■ WHAT NEEDS TO BE DONE
Reproduce each line bearing the word "Expressions".

■ EXCERPTED DATA

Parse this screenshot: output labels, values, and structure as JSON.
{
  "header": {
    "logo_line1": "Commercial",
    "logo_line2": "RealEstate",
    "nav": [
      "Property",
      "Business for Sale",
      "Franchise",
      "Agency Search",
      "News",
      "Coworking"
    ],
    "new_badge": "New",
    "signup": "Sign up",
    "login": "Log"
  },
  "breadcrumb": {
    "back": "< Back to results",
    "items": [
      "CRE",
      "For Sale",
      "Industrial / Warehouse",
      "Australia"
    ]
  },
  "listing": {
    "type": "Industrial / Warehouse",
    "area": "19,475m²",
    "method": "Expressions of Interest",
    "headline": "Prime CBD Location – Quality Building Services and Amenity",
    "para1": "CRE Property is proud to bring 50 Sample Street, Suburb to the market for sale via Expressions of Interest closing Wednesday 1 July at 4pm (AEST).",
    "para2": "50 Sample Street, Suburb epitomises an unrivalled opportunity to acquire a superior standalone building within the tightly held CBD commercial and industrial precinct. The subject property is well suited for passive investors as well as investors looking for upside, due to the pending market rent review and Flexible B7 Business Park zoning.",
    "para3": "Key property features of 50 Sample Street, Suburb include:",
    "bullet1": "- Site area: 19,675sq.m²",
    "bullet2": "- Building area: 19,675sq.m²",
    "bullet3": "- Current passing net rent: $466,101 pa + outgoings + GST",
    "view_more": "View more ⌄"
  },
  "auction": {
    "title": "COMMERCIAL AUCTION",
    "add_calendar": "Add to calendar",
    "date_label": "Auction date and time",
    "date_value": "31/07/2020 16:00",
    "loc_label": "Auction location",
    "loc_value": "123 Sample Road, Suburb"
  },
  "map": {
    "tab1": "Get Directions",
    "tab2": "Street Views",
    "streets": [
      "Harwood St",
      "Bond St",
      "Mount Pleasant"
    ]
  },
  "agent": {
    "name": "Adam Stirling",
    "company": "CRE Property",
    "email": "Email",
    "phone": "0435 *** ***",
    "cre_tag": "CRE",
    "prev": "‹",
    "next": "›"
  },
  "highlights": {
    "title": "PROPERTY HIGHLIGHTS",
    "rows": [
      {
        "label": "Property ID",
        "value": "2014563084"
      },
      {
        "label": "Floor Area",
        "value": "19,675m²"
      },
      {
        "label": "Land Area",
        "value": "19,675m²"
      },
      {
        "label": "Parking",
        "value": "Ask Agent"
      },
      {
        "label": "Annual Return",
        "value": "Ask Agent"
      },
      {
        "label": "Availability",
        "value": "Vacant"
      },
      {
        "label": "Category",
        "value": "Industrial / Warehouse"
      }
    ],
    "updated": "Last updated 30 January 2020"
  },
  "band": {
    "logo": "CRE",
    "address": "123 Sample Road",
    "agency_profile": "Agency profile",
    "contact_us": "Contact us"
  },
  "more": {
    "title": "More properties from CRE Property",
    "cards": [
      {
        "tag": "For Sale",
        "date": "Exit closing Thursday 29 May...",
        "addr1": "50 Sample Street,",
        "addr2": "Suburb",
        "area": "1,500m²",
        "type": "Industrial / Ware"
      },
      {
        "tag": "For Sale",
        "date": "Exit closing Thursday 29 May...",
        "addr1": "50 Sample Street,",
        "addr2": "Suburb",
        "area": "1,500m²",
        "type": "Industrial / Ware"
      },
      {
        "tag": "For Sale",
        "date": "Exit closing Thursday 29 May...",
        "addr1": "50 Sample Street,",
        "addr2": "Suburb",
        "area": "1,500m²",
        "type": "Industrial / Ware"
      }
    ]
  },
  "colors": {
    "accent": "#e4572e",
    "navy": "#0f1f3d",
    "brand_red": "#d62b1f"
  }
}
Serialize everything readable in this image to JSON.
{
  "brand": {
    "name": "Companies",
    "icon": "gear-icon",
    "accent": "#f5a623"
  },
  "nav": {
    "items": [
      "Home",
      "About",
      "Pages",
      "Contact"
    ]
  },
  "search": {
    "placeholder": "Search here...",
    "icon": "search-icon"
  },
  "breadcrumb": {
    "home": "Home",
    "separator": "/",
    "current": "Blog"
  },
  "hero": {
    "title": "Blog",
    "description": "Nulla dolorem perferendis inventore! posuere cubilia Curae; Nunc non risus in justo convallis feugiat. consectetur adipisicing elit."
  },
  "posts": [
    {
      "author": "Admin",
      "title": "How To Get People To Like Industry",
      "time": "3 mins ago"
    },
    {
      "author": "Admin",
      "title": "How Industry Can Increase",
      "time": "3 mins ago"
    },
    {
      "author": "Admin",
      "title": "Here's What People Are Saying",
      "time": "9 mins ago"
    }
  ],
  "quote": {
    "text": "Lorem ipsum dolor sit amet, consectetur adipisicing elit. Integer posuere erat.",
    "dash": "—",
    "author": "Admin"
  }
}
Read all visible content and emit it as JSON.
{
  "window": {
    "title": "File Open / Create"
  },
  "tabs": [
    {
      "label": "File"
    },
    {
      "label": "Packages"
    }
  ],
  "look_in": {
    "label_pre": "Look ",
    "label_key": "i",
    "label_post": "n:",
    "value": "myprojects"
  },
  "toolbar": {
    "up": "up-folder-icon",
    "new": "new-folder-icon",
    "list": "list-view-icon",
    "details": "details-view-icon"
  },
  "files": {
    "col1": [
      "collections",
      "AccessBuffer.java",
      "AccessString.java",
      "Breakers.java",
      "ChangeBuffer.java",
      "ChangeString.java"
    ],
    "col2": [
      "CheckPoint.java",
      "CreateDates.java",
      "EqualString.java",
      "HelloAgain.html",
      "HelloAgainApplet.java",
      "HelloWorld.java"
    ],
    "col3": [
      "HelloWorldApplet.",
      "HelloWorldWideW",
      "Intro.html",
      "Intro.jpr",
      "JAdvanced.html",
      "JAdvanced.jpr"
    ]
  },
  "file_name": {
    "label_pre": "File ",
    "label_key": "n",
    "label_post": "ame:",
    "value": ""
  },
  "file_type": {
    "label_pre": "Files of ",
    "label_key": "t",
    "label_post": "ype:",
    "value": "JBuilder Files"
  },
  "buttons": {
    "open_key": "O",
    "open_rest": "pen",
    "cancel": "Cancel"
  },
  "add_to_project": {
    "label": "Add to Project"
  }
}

■ ANSWER TO THE EXERCISE
    "method": "Expressions of Interest",
    "para1": "CRE Property is proud to bring 50 Sample Street, Suburb to the market for sale via Expressions of Interest closing Wednesday 1 July at 4pm (AEST).",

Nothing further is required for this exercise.